*Problem description:*
Give the listing again character for character, but drop the images.

[START OF Exercise material]

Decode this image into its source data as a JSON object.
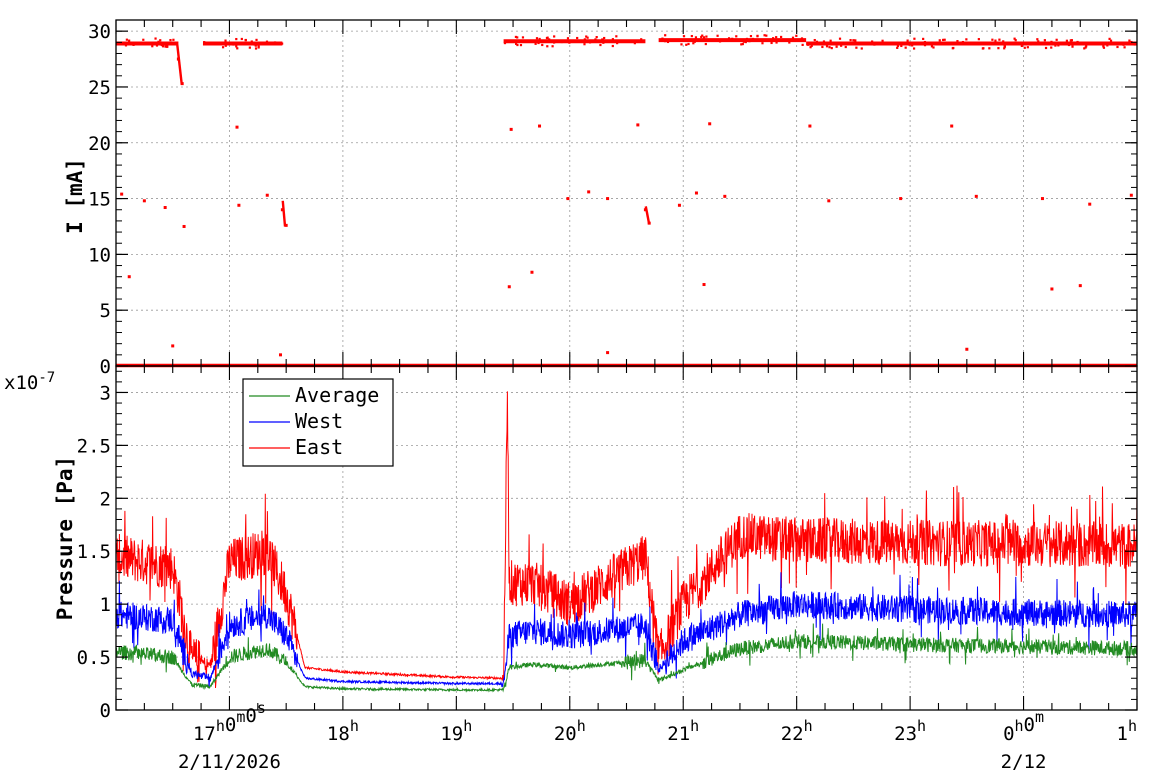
{
  "chart_data": [
    {
      "type": "scatter",
      "panel": "beam-current",
      "ylabel": "I [mA]",
      "ylim": [
        0,
        31
      ],
      "yticks": [
        0,
        5,
        10,
        15,
        20,
        25,
        30
      ],
      "grid": true,
      "x_unit": "hours",
      "xlim": [
        "2026-02-11 16:00",
        "2026-02-12 01:00"
      ],
      "series": [
        {
          "color": "#ff0000",
          "segments": [
            {
              "x": [
                "16:00",
                "16:33"
              ],
              "y": 28.9
            },
            {
              "x": [
                "16:46",
                "17:28"
              ],
              "y": 28.9
            },
            {
              "x": [
                "19:25",
                "20:40"
              ],
              "y": 29.1
            },
            {
              "x": [
                "20:47",
                "22:05"
              ],
              "y": 29.2
            },
            {
              "x": [
                "22:05",
                "01:00"
              ],
              "y": 28.9
            },
            {
              "x": [
                "16:00",
                "01:00"
              ],
              "y": 0.05
            }
          ],
          "points": [
            {
              "x": "16:33",
              "y": 27.5
            },
            {
              "x": "16:35",
              "y": 25.3
            },
            {
              "x": "16:03",
              "y": 15.4
            },
            {
              "x": "16:15",
              "y": 14.8
            },
            {
              "x": "16:26",
              "y": 14.2
            },
            {
              "x": "16:36",
              "y": 12.5
            },
            {
              "x": "16:07",
              "y": 8.0
            },
            {
              "x": "17:04",
              "y": 21.4
            },
            {
              "x": "17:05",
              "y": 14.4
            },
            {
              "x": "17:20",
              "y": 15.3
            },
            {
              "x": "17:28",
              "y": 14.0
            },
            {
              "x": "17:30",
              "y": 12.6
            },
            {
              "x": "19:28",
              "y": 7.1
            },
            {
              "x": "19:29",
              "y": 21.2
            },
            {
              "x": "19:44",
              "y": 21.5
            },
            {
              "x": "19:40",
              "y": 8.4
            },
            {
              "x": "19:59",
              "y": 15.0
            },
            {
              "x": "20:10",
              "y": 15.6
            },
            {
              "x": "20:20",
              "y": 15.0
            },
            {
              "x": "20:36",
              "y": 21.6
            },
            {
              "x": "20:40",
              "y": 14.0
            },
            {
              "x": "20:42",
              "y": 12.8
            },
            {
              "x": "20:58",
              "y": 14.4
            },
            {
              "x": "21:07",
              "y": 15.5
            },
            {
              "x": "21:22",
              "y": 15.2
            },
            {
              "x": "21:11",
              "y": 7.3
            },
            {
              "x": "21:14",
              "y": 21.7
            },
            {
              "x": "22:07",
              "y": 21.5
            },
            {
              "x": "22:17",
              "y": 14.8
            },
            {
              "x": "22:55",
              "y": 15.0
            },
            {
              "x": "23:22",
              "y": 21.5
            },
            {
              "x": "23:35",
              "y": 15.2
            },
            {
              "x": "00:10",
              "y": 15.0
            },
            {
              "x": "00:15",
              "y": 6.9
            },
            {
              "x": "00:30",
              "y": 7.2
            },
            {
              "x": "00:35",
              "y": 14.5
            },
            {
              "x": "00:57",
              "y": 15.3
            },
            {
              "x": "16:30",
              "y": 1.8
            },
            {
              "x": "17:27",
              "y": 1.0
            },
            {
              "x": "20:20",
              "y": 1.2
            },
            {
              "x": "23:30",
              "y": 1.5
            }
          ]
        }
      ]
    },
    {
      "type": "line",
      "panel": "pressure",
      "ylabel": "Pressure [Pa]",
      "y_multiplier": "x10",
      "y_exponent": "-7",
      "ylim": [
        0,
        3.25
      ],
      "yticks": [
        0,
        0.5,
        1,
        1.5,
        2,
        2.5,
        3
      ],
      "ytick_labels": [
        "0",
        "0.5",
        "1",
        "1.5",
        "2",
        "2.5",
        "3"
      ],
      "grid": true,
      "legend_position": "top-left",
      "x_unit": "hours",
      "xlim": [
        "2026-02-11 16:00",
        "2026-02-12 01:00"
      ],
      "x_ticks": [
        {
          "hour": 17,
          "label": "17",
          "sup": "h",
          "label2": "0",
          "sup2": "m",
          "label3": "0",
          "sup3": "s",
          "date": "2/11/2026"
        },
        {
          "hour": 18,
          "label": "18",
          "sup": "h"
        },
        {
          "hour": 19,
          "label": "19",
          "sup": "h"
        },
        {
          "hour": 20,
          "label": "20",
          "sup": "h"
        },
        {
          "hour": 21,
          "label": "21",
          "sup": "h"
        },
        {
          "hour": 22,
          "label": "22",
          "sup": "h"
        },
        {
          "hour": 23,
          "label": "23",
          "sup": "h"
        },
        {
          "hour": 24,
          "label": "0",
          "sup": "h",
          "label2": "0",
          "sup2": "m",
          "date": "2/12"
        },
        {
          "hour": 25,
          "label": "1",
          "sup": "h"
        }
      ],
      "series": [
        {
          "name": "Average",
          "color": "#228b22",
          "x": [
            "16:00",
            "16:30",
            "16:40",
            "16:50",
            "17:00",
            "17:20",
            "17:30",
            "17:40",
            "18:00",
            "19:00",
            "19:25",
            "19:28",
            "19:40",
            "20:00",
            "20:40",
            "20:47",
            "21:00",
            "21:30",
            "22:00",
            "23:00",
            "00:00",
            "01:00"
          ],
          "y": [
            0.55,
            0.5,
            0.24,
            0.22,
            0.5,
            0.58,
            0.45,
            0.22,
            0.2,
            0.19,
            0.19,
            0.4,
            0.43,
            0.4,
            0.47,
            0.28,
            0.38,
            0.58,
            0.65,
            0.62,
            0.6,
            0.58
          ]
        },
        {
          "name": "West",
          "color": "#0000ff",
          "x": [
            "16:00",
            "16:30",
            "16:40",
            "16:50",
            "17:00",
            "17:20",
            "17:30",
            "17:40",
            "18:00",
            "19:00",
            "19:25",
            "19:28",
            "19:40",
            "20:00",
            "20:40",
            "20:47",
            "21:00",
            "21:30",
            "22:00",
            "23:00",
            "00:00",
            "01:00"
          ],
          "y": [
            0.9,
            0.85,
            0.34,
            0.3,
            0.8,
            0.9,
            0.7,
            0.3,
            0.27,
            0.25,
            0.25,
            0.7,
            0.75,
            0.7,
            0.8,
            0.38,
            0.65,
            0.9,
            1.0,
            0.95,
            0.92,
            0.9
          ]
        },
        {
          "name": "East",
          "color": "#ff0000",
          "x": [
            "16:00",
            "16:30",
            "16:40",
            "16:50",
            "17:00",
            "17:20",
            "17:30",
            "17:40",
            "18:00",
            "19:00",
            "19:25",
            "19:27",
            "19:28",
            "19:40",
            "20:00",
            "20:40",
            "20:47",
            "21:00",
            "21:30",
            "22:00",
            "23:00",
            "00:00",
            "01:00"
          ],
          "y": [
            1.45,
            1.35,
            0.48,
            0.42,
            1.4,
            1.5,
            1.1,
            0.4,
            0.36,
            0.31,
            0.3,
            3.05,
            1.2,
            1.2,
            1.0,
            1.45,
            0.5,
            1.0,
            1.65,
            1.6,
            1.58,
            1.57,
            1.55
          ]
        }
      ]
    }
  ]
}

[END OF Exercise material]

*Reply:*
Decode this image into its source data as a JSON object.
{
  "chart_data": [
    {
      "type": "scatter",
      "panel": "beam-current",
      "ylabel": "I [mA]",
      "ylim": [
        0,
        31
      ],
      "yticks": [
        0,
        5,
        10,
        15,
        20,
        25,
        30
      ],
      "grid": true,
      "x_unit": "hours",
      "xlim": [
        "2026-02-11 16:00",
        "2026-02-12 01:00"
      ],
      "series": [
        {
          "color": "#ff0000",
          "segments": [
            {
              "x": [
                "16:00",
                "16:33"
              ],
              "y": 28.9
            },
            {
              "x": [
                "16:46",
                "17:28"
              ],
              "y": 28.9
            },
            {
              "x": [
                "19:25",
                "20:40"
              ],
              "y": 29.1
            },
            {
              "x": [
                "20:47",
                "22:05"
              ],
              "y": 29.2
            },
            {
              "x": [
                "22:05",
                "01:00"
              ],
              "y": 28.9
            },
            {
              "x": [
                "16:00",
                "01:00"
              ],
              "y": 0.05
            }
          ],
          "points": [
            {
              "x": "16:33",
              "y": 27.5
            },
            {
              "x": "16:35",
              "y": 25.3
            },
            {
              "x": "16:03",
              "y": 15.4
            },
            {
              "x": "16:15",
              "y": 14.8
            },
            {
              "x": "16:26",
              "y": 14.2
            },
            {
              "x": "16:36",
              "y": 12.5
            },
            {
              "x": "16:07",
              "y": 8.0
            },
            {
              "x": "17:04",
              "y": 21.4
            },
            {
              "x": "17:05",
              "y": 14.4
            },
            {
              "x": "17:20",
              "y": 15.3
            },
            {
              "x": "17:28",
              "y": 14.0
            },
            {
              "x": "17:30",
              "y": 12.6
            },
            {
              "x": "19:28",
              "y": 7.1
            },
            {
              "x": "19:29",
              "y": 21.2
            },
            {
              "x": "19:44",
              "y": 21.5
            },
            {
              "x": "19:40",
              "y": 8.4
            },
            {
              "x": "19:59",
              "y": 15.0
            },
            {
              "x": "20:10",
              "y": 15.6
            },
            {
              "x": "20:20",
              "y": 15.0
            },
            {
              "x": "20:36",
              "y": 21.6
            },
            {
              "x": "20:40",
              "y": 14.0
            },
            {
              "x": "20:42",
              "y": 12.8
            },
            {
              "x": "20:58",
              "y": 14.4
            },
            {
              "x": "21:07",
              "y": 15.5
            },
            {
              "x": "21:22",
              "y": 15.2
            },
            {
              "x": "21:11",
              "y": 7.3
            },
            {
              "x": "21:14",
              "y": 21.7
            },
            {
              "x": "22:07",
              "y": 21.5
            },
            {
              "x": "22:17",
              "y": 14.8
            },
            {
              "x": "22:55",
              "y": 15.0
            },
            {
              "x": "23:22",
              "y": 21.5
            },
            {
              "x": "23:35",
              "y": 15.2
            },
            {
              "x": "00:10",
              "y": 15.0
            },
            {
              "x": "00:15",
              "y": 6.9
            },
            {
              "x": "00:30",
              "y": 7.2
            },
            {
              "x": "00:35",
              "y": 14.5
            },
            {
              "x": "00:57",
              "y": 15.3
            },
            {
              "x": "16:30",
              "y": 1.8
            },
            {
              "x": "17:27",
              "y": 1.0
            },
            {
              "x": "20:20",
              "y": 1.2
            },
            {
              "x": "23:30",
              "y": 1.5
            }
          ]
        }
      ]
    },
    {
      "type": "line",
      "panel": "pressure",
      "ylabel": "Pressure [Pa]",
      "y_multiplier": "x10",
      "y_exponent": "-7",
      "ylim": [
        0,
        3.25
      ],
      "yticks": [
        0,
        0.5,
        1,
        1.5,
        2,
        2.5,
        3
      ],
      "ytick_labels": [
        "0",
        "0.5",
        "1",
        "1.5",
        "2",
        "2.5",
        "3"
      ],
      "grid": true,
      "legend_position": "top-left",
      "x_unit": "hours",
      "xlim": [
        "2026-02-11 16:00",
        "2026-02-12 01:00"
      ],
      "x_ticks": [
        {
          "hour": 17,
          "label": "17",
          "sup": "h",
          "label2": "0",
          "sup2": "m",
          "label3": "0",
          "sup3": "s",
          "date": "2/11/2026"
        },
        {
          "hour": 18,
          "label": "18",
          "sup": "h"
        },
        {
          "hour": 19,
          "label": "19",
          "sup": "h"
        },
        {
          "hour": 20,
          "label": "20",
          "sup": "h"
        },
        {
          "hour": 21,
          "label": "21",
          "sup": "h"
        },
        {
          "hour": 22,
          "label": "22",
          "sup": "h"
        },
        {
          "hour": 23,
          "label": "23",
          "sup": "h"
        },
        {
          "hour": 24,
          "label": "0",
          "sup": "h",
          "label2": "0",
          "sup2": "m",
          "date": "2/12"
        },
        {
          "hour": 25,
          "label": "1",
          "sup": "h"
        }
      ],
      "series": [
        {
          "name": "Average",
          "color": "#228b22",
          "x": [
            "16:00",
            "16:30",
            "16:40",
            "16:50",
            "17:00",
            "17:20",
            "17:30",
            "17:40",
            "18:00",
            "19:00",
            "19:25",
            "19:28",
            "19:40",
            "20:00",
            "20:40",
            "20:47",
            "21:00",
            "21:30",
            "22:00",
            "23:00",
            "00:00",
            "01:00"
          ],
          "y": [
            0.55,
            0.5,
            0.24,
            0.22,
            0.5,
            0.58,
            0.45,
            0.22,
            0.2,
            0.19,
            0.19,
            0.4,
            0.43,
            0.4,
            0.47,
            0.28,
            0.38,
            0.58,
            0.65,
            0.62,
            0.6,
            0.58
          ]
        },
        {
          "name": "West",
          "color": "#0000ff",
          "x": [
            "16:00",
            "16:30",
            "16:40",
            "16:50",
            "17:00",
            "17:20",
            "17:30",
            "17:40",
            "18:00",
            "19:00",
            "19:25",
            "19:28",
            "19:40",
            "20:00",
            "20:40",
            "20:47",
            "21:00",
            "21:30",
            "22:00",
            "23:00",
            "00:00",
            "01:00"
          ],
          "y": [
            0.9,
            0.85,
            0.34,
            0.3,
            0.8,
            0.9,
            0.7,
            0.3,
            0.27,
            0.25,
            0.25,
            0.7,
            0.75,
            0.7,
            0.8,
            0.38,
            0.65,
            0.9,
            1.0,
            0.95,
            0.92,
            0.9
          ]
        },
        {
          "name": "East",
          "color": "#ff0000",
          "x": [
            "16:00",
            "16:30",
            "16:40",
            "16:50",
            "17:00",
            "17:20",
            "17:30",
            "17:40",
            "18:00",
            "19:00",
            "19:25",
            "19:27",
            "19:28",
            "19:40",
            "20:00",
            "20:40",
            "20:47",
            "21:00",
            "21:30",
            "22:00",
            "23:00",
            "00:00",
            "01:00"
          ],
          "y": [
            1.45,
            1.35,
            0.48,
            0.42,
            1.4,
            1.5,
            1.1,
            0.4,
            0.36,
            0.31,
            0.3,
            3.05,
            1.2,
            1.2,
            1.0,
            1.45,
            0.5,
            1.0,
            1.65,
            1.6,
            1.58,
            1.57,
            1.55
          ]
        }
      ]
    }
  ]
}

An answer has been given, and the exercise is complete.